To be done = Single out the lines of the material that contain "Hmotnost" and copy them.

Dataset content =
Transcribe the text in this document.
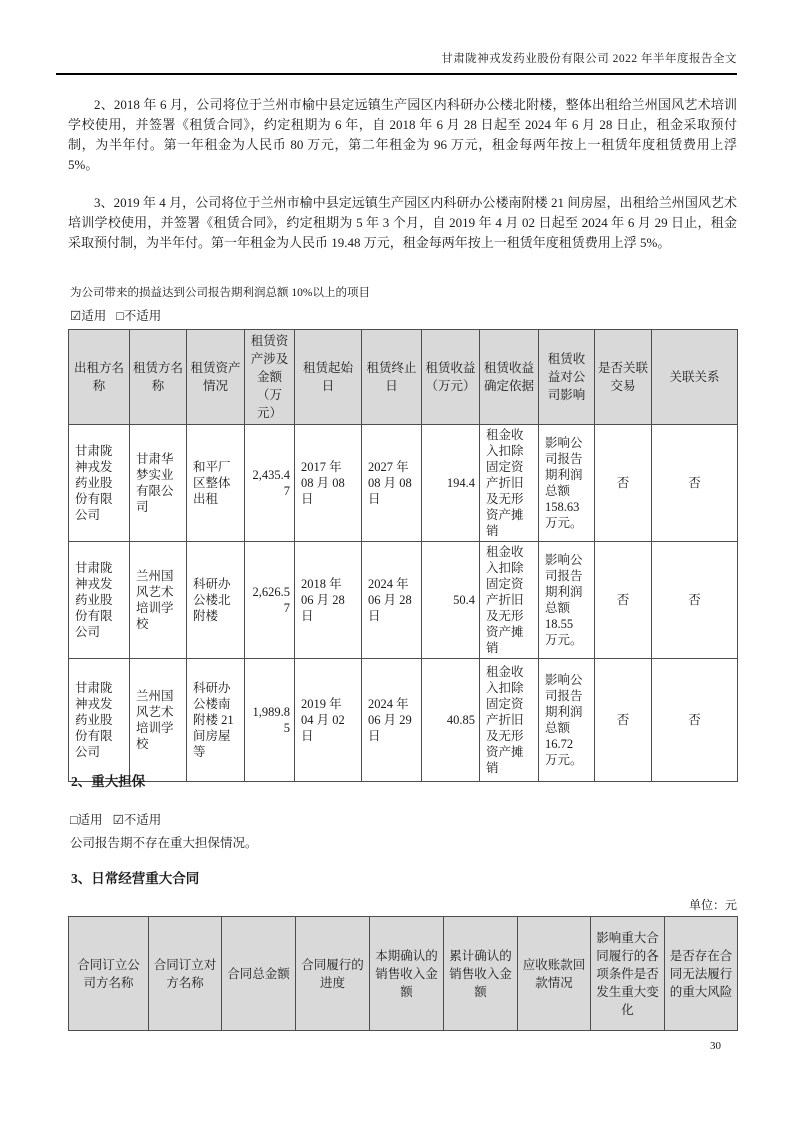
甘肃陇神戎发药业股份有限公司 2022 年半年度报告全文
2、2018 年 6 月，公司将位于兰州市榆中县定远镇生产园区内科研办公楼北附楼，整体出租给兰州国风艺术培训学校使用，并签署《租赁合同》，约定租期为 6 年，自 2018 年 6 月 28 日起至 2024 年 6 月 28 日止，租金采取预付制，为半年付。第一年租金为人民币 80 万元，第二年租金为 96 万元，租金每两年按上一租赁年度租赁费用上浮 5%。
3、2019 年 4 月，公司将位于兰州市榆中县定远镇生产园区内科研办公楼南附楼 21 间房屋，出租给兰州国风艺术培训学校使用，并签署《租赁合同》，约定租期为 5 年 3 个月，自 2019 年 4 月 02 日起至 2024 年 6 月 29 日止，租金采取预付制，为半年付。第一年租金为人民币 19.48 万元，租金每两年按上一租赁年度租赁费用上浮 5%。
为公司带来的损益达到公司报告期利润总额 10%以上的项目
☑适用 □不适用
出租方名称	租赁方名称	租赁资产情况	租赁资产涉及金额（万元）	租赁起始日	租赁终止日	租赁收益（万元）	租赁收益确定依据	租赁收益对公司影响	是否关联交易	关联关系
甘肃陇神戎发药业股份有限公司	甘肃华梦实业有限公司	和平厂区整体出租	2,435.47	2017 年 08 月 08 日	2027 年 08 月 08 日	194.4	租金收入扣除固定资产折旧及无形资产摊销	影响公司报告期利润总额 158.63 万元。	否	否
甘肃陇神戎发药业股份有限公司	兰州国风艺术培训学校	科研办公楼北附楼	2,626.57	2018 年 06 月 28 日	2024 年 06 月 28 日	50.4	租金收入扣除固定资产折旧及无形资产摊销	影响公司报告期利润总额 18.55 万元。	否	否
甘肃陇神戎发药业股份有限公司	兰州国风艺术培训学校	科研办公楼南附楼 21 间房屋等	1,989.85	2019 年 04 月 02 日	2024 年 06 月 29 日	40.85	租金收入扣除固定资产折旧及无形资产摊销	影响公司报告期利润总额 16.72 万元。	否	否
2、重大担保
□适用 ☑不适用
公司报告期不存在重大担保情况。
3、日常经营重大合同
单位：元
合同订立公司方名称	合同订立对方名称	合同总金额	合同履行的进度	本期确认的销售收入金额	累计确认的销售收入金额	应收账款回款情况	影响重大合同履行的各项条件是否发生重大变化	是否存在合同无法履行的重大风险
30
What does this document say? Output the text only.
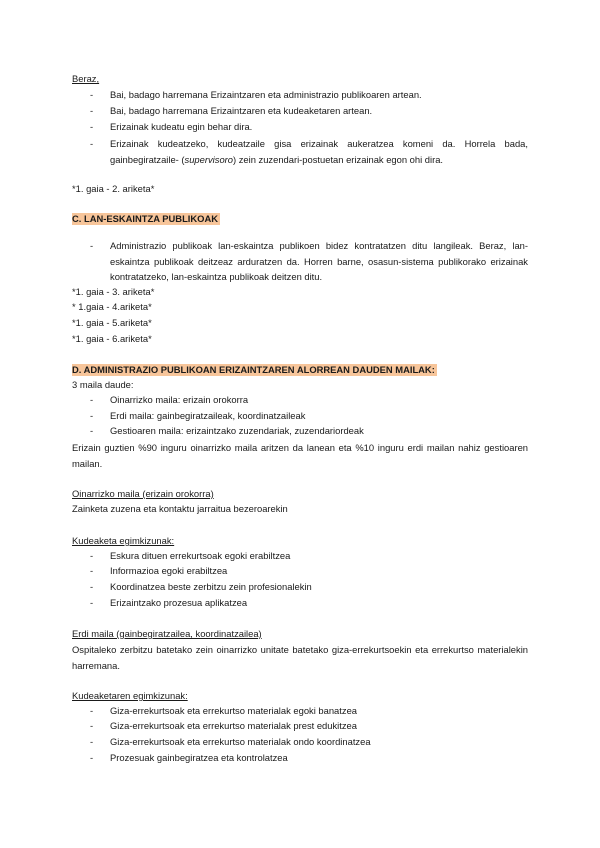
Beraz,

- Bai, badago harremana Erizaintzaren eta administrazio publikoaren artean.
- Bai, badago harremana Erizaintzaren eta kudeaketaren artean.
- Erizainak kudeatu egin behar dira.
- Erizainak kudeatzeko, kudeatzaile gisa erizainak aukeratzea komeni da. Horrela bada, gainbegiratzaile- (supervisoro) zein zuzendari-postuetan erizainak egon ohi dira.

*1. gaia - 2. ariketa*

C. LAN-ESKAINTZA PUBLIKOAK

- Administrazio publikoak lan-eskaintza publikoen bidez kontratatzen ditu langileak. Beraz, lan-eskaintza publikoak deitzeaz arduratzen da. Horren barne, osasun-sistema publikorako erizainak kontratatzeko, lan-eskaintza publikoak deitzen ditu.

*1. gaia - 3. ariketa*

* 1.gaia - 4.ariketa*

*1. gaia - 5.ariketa*

*1. gaia - 6.ariketa*

D. ADMINISTRAZIO PUBLIKOAN ERIZAINTZAREN ALORREAN DAUDEN MAILAK:

3 maila daude:

- Oinarrizko maila: erizain orokorra
- Erdi maila: gainbegiratzaileak, koordinatzaileak
- Gestioaren maila: erizaintzako zuzendariak, zuzendariordeak

Erizain guztien %90 inguru oinarrizko maila aritzen da lanean eta %10 inguru erdi mailan nahiz gestioaren mailan.

Oinarrizko maila (erizain orokorra)

Zainketa zuzena eta kontaktu jarraitua bezeroarekin

Kudeaketa egimkizunak:

- Eskura dituen errekurtsoak egoki erabiltzea
- Informazioa egoki erabiltzea
- Koordinatzea beste zerbitzu zein profesionalekin
- Erizaintzako prozesua aplikatzea

Erdi maila (gainbegiratzailea, koordinatzailea)

Ospitaleko zerbitzu batetako zein oinarrizko unitate batetako giza-errekurtsoekin eta errekurtso materialekin harremana.

Kudeaketaren egimkizunak:

- Giza-errekurtsoak eta errekurtso materialak egoki banatzea
- Giza-errekurtsoak eta errekurtso materialak prest edukitzea
- Giza-errekurtsoak eta errekurtso materialak ondo koordinatzea
- Prozesuak gainbegiratzea eta kontrolatzea
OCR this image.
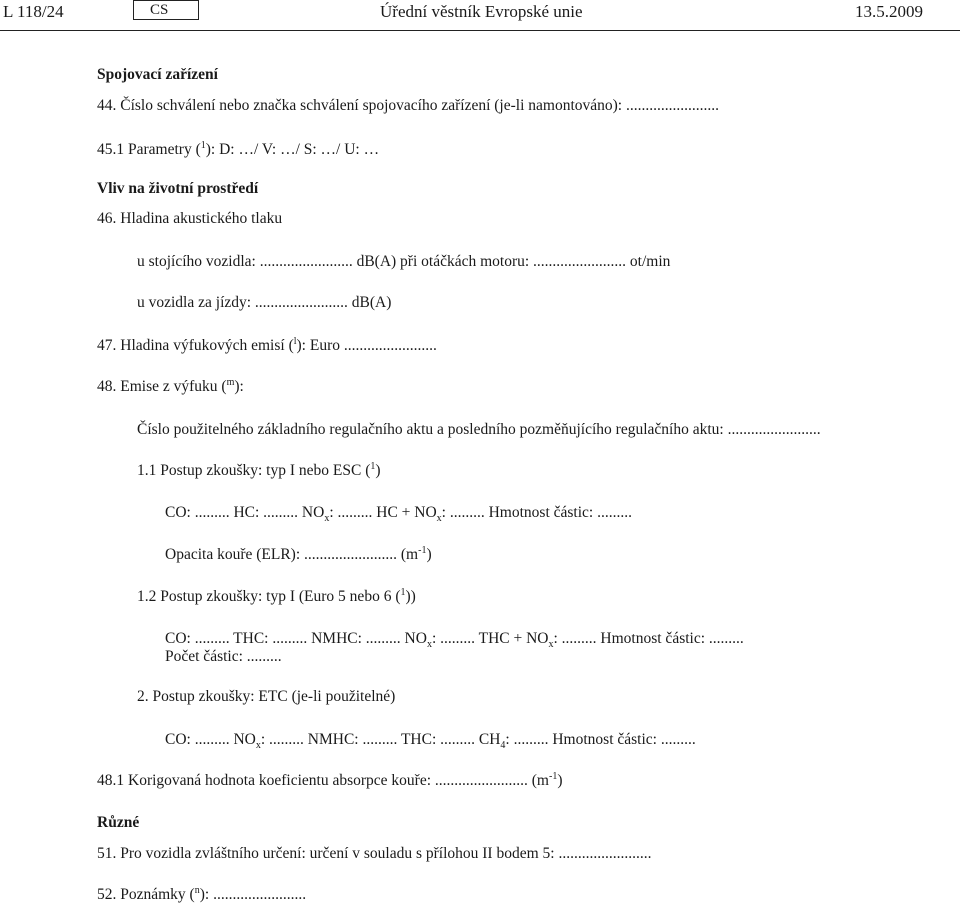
L 118/24	CS	Úřední věstník Evropské unie	13.5.2009
Spojovací zařízení
44. Číslo schválení nebo značka schválení spojovacího zařízení (je-li namontováno): ........................
45.1 Parametry ($^1$): D: …/ V: …/ S: …/ U: …
Vliv na životní prostředí
46. Hladina akustického tlaku
u stojícího vozidla: ........................ dB(A) při otáčkách motoru: ........................ ot/min
u vozidla za jízdy: ........................ dB(A)
47. Hladina výfukových emisí ($^l$): Euro ........................
48. Emise z výfuku ($^m$):
Číslo použitelného základního regulačního aktu a posledního pozměňujícího regulačního aktu: ........................
1.1 Postup zkoušky: typ I nebo ESC ($^1$)
CO: ......... HC: ......... $NO_x$: ......... HC + $NO_x$: ......... Hmotnost částic: .........
Opacita kouře (ELR): ........................ $(m^{-1})$
1.2 Postup zkoušky: typ I (Euro 5 nebo 6 ($^1$))
CO: ......... THC: ......... NMHC: ......... $NO_x$: ......... THC + $NO_x$: ......... Hmotnost částic: .........
Počet částic: .........
2. Postup zkoušky: ETC (je-li použitelné)
CO: ......... $NO_x$: ......... NMHC: ......... THC: ......... $CH_4$: ......... Hmotnost částic: .........
48.1 Korigovaná hodnota koeficientu absorpce kouře: ........................ $(m^{-1})$
Různé
51. Pro vozidla zvláštního určení: určení v souladu s přílohou II bodem 5: ........................
52. Poznámky ($^n$): ........................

Completed task =
CO: ......... HC: ......... $NO_x$: ......... HC + $NO_x$: ......... Hmotnost částic: .........
CO: ......... THC: ......... NMHC: ......... $NO_x$: ......... THC + $NO_x$: ......... Hmotnost částic: .........
CO: ......... $NO_x$: ......... NMHC: ......... THC: ......... $CH_4$: ......... Hmotnost částic: .........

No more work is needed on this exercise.